What the exercise asks: Can you find the lines of the listing that include "text" and copy every one?

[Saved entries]
— BEGIN —

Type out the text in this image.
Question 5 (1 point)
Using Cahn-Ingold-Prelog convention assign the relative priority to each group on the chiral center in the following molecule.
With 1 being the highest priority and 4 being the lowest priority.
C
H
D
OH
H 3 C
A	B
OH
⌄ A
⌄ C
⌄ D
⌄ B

— END —
— BEGIN —

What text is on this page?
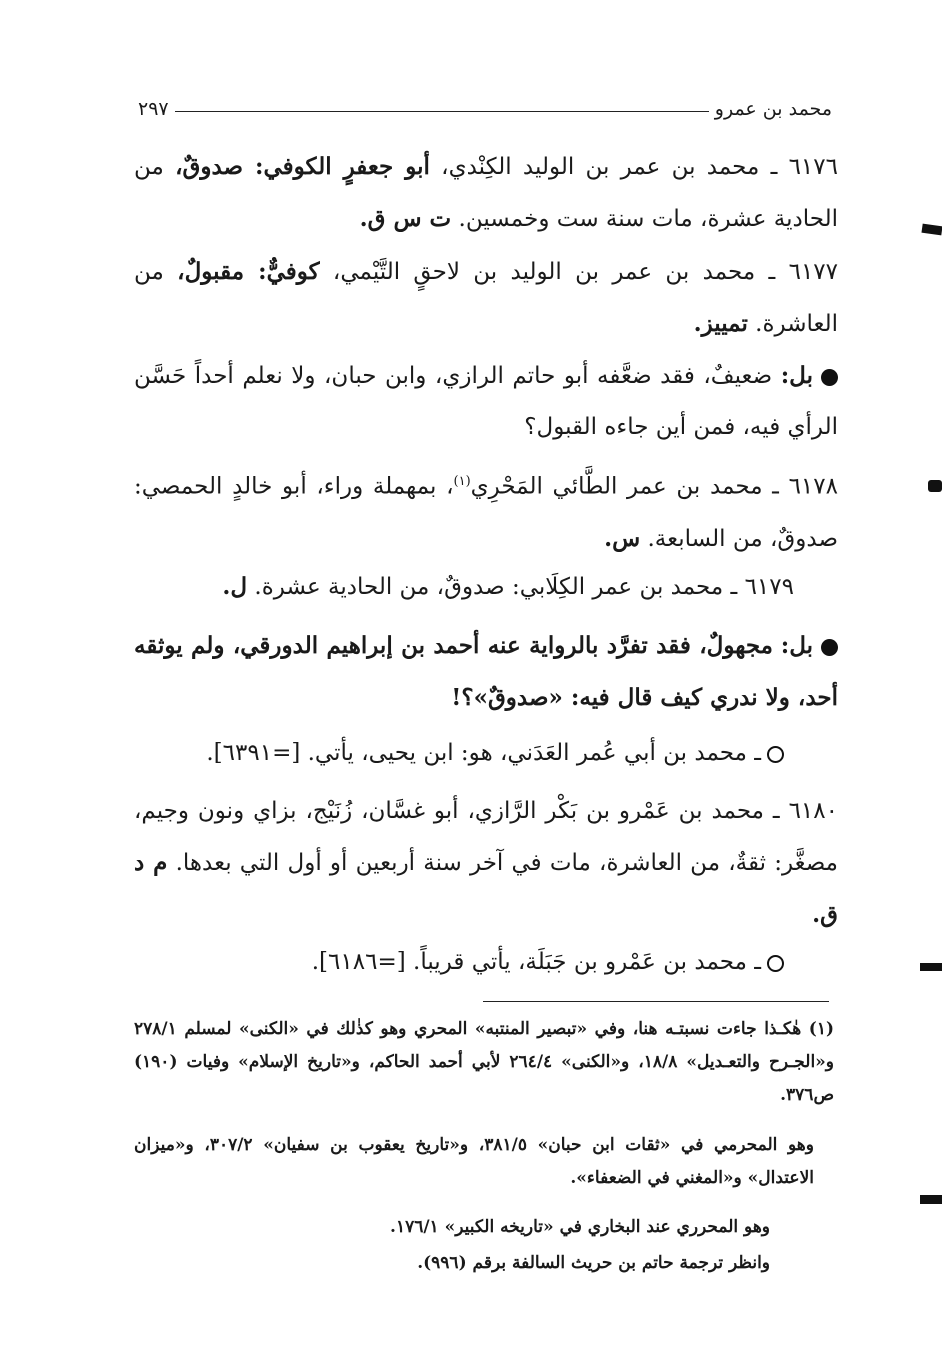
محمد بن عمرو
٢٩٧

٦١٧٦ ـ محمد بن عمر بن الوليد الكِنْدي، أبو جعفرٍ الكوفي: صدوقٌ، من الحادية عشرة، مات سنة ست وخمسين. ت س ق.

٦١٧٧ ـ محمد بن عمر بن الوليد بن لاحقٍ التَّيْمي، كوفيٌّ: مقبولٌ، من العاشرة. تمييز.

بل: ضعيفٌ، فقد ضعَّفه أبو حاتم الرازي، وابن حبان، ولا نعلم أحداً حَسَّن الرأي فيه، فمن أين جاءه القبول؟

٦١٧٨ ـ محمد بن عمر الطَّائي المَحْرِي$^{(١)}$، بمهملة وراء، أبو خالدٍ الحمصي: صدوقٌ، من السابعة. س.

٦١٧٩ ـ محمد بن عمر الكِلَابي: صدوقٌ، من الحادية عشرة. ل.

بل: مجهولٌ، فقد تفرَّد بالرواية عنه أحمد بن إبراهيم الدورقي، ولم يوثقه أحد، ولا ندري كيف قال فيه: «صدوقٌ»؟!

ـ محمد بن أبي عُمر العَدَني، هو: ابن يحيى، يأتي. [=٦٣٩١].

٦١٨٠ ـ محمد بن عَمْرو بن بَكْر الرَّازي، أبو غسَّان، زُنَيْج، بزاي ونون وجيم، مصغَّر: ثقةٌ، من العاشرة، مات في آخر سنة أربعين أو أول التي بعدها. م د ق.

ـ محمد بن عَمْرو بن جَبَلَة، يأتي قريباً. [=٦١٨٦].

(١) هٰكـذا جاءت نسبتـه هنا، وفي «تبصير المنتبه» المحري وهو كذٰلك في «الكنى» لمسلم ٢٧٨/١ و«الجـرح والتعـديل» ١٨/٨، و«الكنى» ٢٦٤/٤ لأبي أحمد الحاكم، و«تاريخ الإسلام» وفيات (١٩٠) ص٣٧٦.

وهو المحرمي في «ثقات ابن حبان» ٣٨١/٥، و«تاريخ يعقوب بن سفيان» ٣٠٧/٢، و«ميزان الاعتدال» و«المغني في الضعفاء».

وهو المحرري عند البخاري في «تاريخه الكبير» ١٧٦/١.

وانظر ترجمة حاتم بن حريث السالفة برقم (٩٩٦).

— END —

Correct response:
Type out the text in this image.
What text is on this page?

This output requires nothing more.